=== Section Start ===
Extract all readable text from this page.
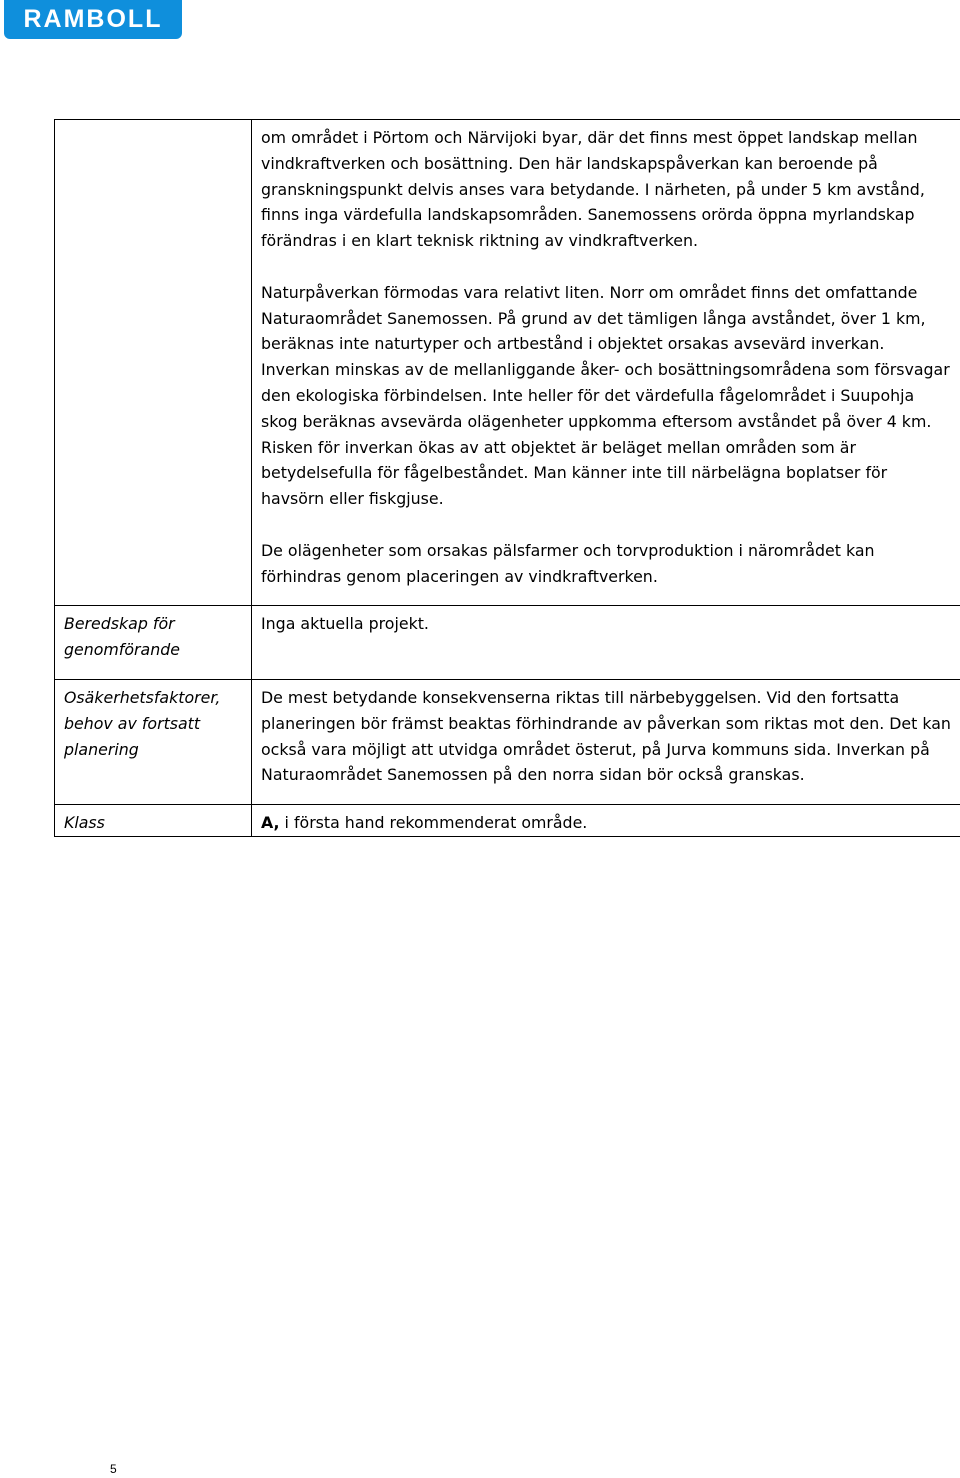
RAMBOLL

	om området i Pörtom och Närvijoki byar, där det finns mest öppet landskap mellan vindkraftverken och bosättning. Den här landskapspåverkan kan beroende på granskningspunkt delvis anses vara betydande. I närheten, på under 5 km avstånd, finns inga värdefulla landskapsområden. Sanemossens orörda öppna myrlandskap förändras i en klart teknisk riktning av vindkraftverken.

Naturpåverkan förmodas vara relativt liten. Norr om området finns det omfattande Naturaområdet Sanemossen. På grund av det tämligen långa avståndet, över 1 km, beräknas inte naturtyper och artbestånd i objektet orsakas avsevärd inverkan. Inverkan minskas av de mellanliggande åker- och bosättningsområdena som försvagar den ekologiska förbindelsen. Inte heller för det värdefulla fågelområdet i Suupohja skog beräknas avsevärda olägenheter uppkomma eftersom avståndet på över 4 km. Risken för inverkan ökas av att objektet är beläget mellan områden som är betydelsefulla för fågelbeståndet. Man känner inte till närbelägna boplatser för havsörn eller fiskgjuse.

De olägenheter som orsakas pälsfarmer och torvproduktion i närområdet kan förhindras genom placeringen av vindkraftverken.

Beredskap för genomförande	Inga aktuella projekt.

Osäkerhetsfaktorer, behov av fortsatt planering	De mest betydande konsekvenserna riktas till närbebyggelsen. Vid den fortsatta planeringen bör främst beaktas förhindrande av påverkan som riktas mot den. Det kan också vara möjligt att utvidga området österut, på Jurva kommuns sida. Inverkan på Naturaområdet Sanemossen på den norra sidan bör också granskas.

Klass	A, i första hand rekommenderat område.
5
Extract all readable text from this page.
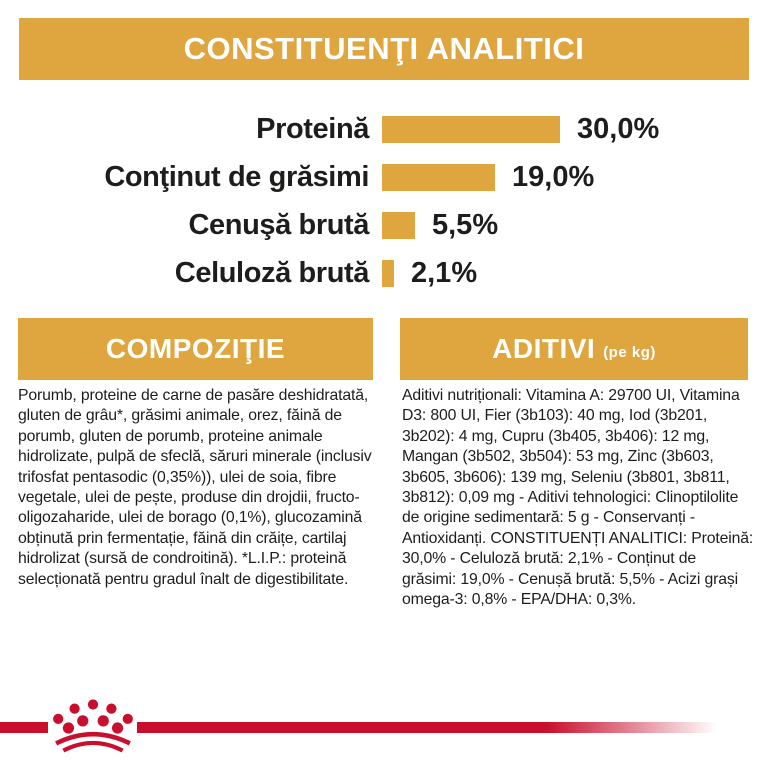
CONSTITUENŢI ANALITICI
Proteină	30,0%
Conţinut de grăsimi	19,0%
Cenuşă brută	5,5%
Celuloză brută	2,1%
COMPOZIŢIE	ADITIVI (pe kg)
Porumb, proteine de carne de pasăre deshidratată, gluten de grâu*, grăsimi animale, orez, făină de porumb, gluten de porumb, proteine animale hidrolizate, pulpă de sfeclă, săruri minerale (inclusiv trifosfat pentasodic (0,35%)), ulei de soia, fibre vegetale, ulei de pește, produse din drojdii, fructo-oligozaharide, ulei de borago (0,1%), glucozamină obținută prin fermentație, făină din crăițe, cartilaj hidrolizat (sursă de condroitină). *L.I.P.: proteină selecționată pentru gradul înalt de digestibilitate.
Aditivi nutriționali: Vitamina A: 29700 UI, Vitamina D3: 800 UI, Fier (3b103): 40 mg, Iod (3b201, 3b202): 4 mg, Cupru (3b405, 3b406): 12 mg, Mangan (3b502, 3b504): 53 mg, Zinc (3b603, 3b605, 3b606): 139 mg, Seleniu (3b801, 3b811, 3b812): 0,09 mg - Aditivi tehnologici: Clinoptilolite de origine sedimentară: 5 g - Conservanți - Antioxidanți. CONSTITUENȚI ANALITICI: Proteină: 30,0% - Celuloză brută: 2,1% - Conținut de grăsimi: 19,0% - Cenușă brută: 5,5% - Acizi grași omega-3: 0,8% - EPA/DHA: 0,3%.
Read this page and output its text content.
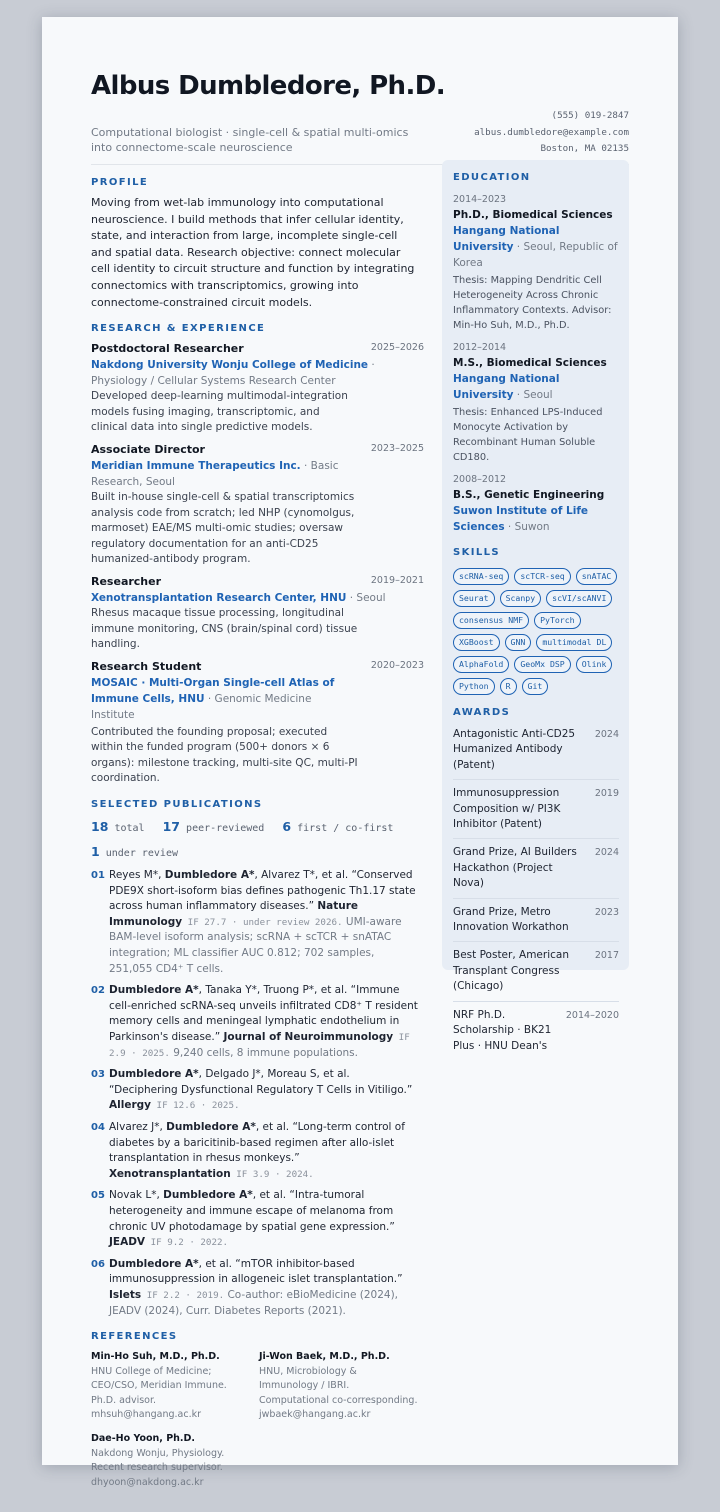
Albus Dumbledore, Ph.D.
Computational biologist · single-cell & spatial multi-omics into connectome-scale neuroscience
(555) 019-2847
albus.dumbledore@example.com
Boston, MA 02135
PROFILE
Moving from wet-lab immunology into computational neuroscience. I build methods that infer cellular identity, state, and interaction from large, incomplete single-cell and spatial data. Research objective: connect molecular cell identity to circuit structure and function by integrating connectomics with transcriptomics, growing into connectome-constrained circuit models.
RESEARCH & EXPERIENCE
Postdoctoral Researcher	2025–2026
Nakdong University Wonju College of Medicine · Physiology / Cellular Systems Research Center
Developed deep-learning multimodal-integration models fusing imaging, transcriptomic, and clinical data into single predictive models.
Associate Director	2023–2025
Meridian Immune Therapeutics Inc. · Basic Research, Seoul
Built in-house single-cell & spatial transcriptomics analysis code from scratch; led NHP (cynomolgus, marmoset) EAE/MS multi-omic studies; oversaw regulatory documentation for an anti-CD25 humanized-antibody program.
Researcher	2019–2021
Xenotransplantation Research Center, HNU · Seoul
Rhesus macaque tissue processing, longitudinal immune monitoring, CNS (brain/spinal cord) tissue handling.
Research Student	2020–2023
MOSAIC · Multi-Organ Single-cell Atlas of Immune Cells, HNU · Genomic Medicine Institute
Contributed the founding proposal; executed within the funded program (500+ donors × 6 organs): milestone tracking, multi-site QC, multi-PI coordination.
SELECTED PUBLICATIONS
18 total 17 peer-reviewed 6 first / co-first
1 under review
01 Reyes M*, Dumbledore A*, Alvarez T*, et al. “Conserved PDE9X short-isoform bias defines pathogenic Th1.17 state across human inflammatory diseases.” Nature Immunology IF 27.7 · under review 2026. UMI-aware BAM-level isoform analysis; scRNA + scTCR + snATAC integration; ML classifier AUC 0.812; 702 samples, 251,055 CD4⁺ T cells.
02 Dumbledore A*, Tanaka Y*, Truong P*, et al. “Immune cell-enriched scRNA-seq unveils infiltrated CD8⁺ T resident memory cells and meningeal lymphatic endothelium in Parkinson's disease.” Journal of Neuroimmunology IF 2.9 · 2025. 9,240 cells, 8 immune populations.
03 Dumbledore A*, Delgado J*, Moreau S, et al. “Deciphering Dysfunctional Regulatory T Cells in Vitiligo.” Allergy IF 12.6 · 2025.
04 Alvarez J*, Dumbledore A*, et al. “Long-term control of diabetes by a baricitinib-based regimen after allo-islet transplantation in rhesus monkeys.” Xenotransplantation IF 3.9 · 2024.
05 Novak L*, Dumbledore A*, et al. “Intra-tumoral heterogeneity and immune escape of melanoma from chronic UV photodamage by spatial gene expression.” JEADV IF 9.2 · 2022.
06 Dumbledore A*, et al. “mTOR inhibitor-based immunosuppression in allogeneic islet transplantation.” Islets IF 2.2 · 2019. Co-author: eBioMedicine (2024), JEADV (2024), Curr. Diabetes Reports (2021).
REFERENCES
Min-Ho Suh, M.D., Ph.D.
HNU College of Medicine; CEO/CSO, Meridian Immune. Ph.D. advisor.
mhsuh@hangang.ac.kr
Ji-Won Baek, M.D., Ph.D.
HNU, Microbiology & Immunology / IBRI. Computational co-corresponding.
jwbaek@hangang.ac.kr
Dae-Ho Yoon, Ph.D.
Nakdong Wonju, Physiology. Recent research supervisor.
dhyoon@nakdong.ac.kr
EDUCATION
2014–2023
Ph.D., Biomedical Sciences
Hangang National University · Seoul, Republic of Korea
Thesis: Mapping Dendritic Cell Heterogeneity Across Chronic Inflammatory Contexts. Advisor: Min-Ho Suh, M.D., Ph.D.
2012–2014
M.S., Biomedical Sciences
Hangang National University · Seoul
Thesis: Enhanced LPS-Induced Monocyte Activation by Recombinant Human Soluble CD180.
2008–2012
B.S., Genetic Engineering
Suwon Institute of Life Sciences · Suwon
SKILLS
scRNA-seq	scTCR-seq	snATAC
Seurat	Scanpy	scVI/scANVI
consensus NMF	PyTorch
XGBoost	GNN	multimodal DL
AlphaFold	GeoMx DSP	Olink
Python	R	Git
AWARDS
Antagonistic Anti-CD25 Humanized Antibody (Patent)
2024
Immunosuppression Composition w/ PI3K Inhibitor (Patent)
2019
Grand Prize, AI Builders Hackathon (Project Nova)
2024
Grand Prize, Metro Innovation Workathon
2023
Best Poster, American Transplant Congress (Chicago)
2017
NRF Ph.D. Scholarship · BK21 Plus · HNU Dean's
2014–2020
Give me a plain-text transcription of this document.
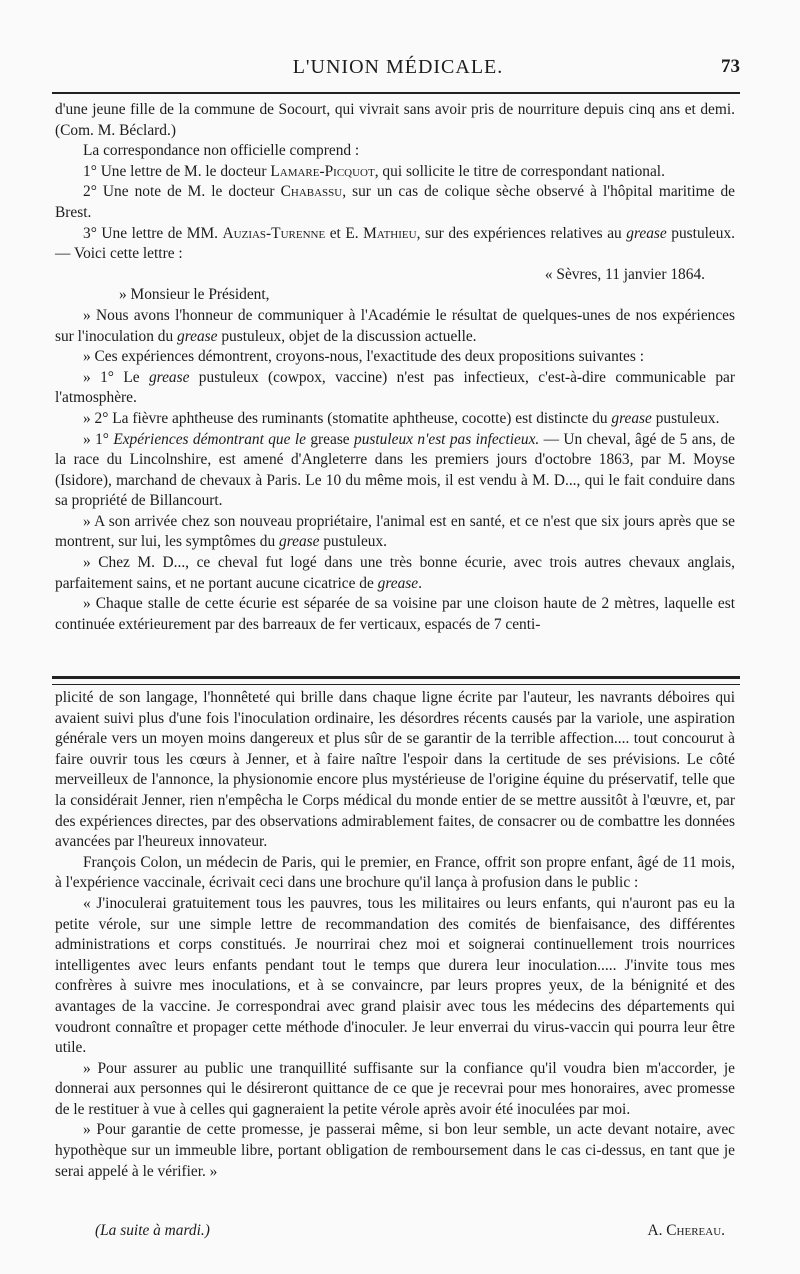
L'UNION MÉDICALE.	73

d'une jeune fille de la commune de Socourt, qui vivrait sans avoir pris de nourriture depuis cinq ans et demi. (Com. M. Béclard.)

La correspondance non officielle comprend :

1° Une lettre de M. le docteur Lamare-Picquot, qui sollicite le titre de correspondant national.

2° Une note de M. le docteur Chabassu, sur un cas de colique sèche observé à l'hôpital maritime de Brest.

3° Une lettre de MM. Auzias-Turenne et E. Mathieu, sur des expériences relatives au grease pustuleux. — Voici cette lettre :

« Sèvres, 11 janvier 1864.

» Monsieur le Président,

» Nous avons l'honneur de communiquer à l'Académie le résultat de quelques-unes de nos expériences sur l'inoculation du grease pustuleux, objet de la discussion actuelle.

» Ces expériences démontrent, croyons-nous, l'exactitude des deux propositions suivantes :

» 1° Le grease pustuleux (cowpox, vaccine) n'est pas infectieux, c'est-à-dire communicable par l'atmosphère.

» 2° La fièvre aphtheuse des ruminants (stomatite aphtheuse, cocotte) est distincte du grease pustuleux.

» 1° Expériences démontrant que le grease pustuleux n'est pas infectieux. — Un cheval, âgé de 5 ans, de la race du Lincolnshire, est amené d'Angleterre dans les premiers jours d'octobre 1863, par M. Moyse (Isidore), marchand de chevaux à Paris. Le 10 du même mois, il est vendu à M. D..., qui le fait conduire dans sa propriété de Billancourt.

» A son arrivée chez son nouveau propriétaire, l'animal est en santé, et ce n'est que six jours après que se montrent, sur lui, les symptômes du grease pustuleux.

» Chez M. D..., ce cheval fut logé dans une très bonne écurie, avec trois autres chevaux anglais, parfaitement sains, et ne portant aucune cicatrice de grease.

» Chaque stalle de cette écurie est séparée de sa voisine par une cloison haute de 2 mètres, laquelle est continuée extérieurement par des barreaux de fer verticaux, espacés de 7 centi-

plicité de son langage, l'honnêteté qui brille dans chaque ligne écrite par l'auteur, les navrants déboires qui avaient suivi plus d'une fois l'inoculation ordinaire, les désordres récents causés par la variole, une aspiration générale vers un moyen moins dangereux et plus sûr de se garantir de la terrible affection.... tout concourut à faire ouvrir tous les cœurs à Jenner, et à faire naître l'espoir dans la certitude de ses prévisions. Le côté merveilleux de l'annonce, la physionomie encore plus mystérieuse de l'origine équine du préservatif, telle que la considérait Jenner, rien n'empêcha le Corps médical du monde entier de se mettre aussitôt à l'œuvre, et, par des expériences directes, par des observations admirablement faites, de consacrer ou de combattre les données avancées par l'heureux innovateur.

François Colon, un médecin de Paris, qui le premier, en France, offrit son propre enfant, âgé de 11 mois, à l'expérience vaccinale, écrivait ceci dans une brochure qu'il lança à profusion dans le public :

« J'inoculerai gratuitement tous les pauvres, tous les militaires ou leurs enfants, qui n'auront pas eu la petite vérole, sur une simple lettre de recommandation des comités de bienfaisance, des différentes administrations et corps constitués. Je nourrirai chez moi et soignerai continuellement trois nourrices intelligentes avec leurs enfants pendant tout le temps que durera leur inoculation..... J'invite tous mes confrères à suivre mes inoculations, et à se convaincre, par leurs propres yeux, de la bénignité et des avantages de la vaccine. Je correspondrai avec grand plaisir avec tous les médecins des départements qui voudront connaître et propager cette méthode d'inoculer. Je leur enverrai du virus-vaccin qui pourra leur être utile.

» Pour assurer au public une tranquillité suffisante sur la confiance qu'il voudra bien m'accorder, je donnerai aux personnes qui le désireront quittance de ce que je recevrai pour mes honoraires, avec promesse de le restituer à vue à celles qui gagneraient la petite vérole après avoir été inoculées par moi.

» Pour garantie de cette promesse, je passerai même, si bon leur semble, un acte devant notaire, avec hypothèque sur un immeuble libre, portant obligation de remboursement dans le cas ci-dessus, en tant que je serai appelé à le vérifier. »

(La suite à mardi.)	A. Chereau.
=== Section End ===
* _Prompt_
Read through the entries and copy each line in which "snATAC" appears.

* _The answer_
01 Reyes M*, Dumbledore A*, Alvarez T*, et al. “Conserved PDE9X short-isoform bias defines pathogenic Th1.17 state across human inflammatory diseases.” Nature Immunology IF 27.7 · under review 2026. UMI-aware BAM-level isoform analysis; scRNA + scTCR + snATAC integration; ML classifier AUC 0.812; 702 samples, 251,055 CD4⁺ T cells.
scRNA-seq	scTCR-seq	snATAC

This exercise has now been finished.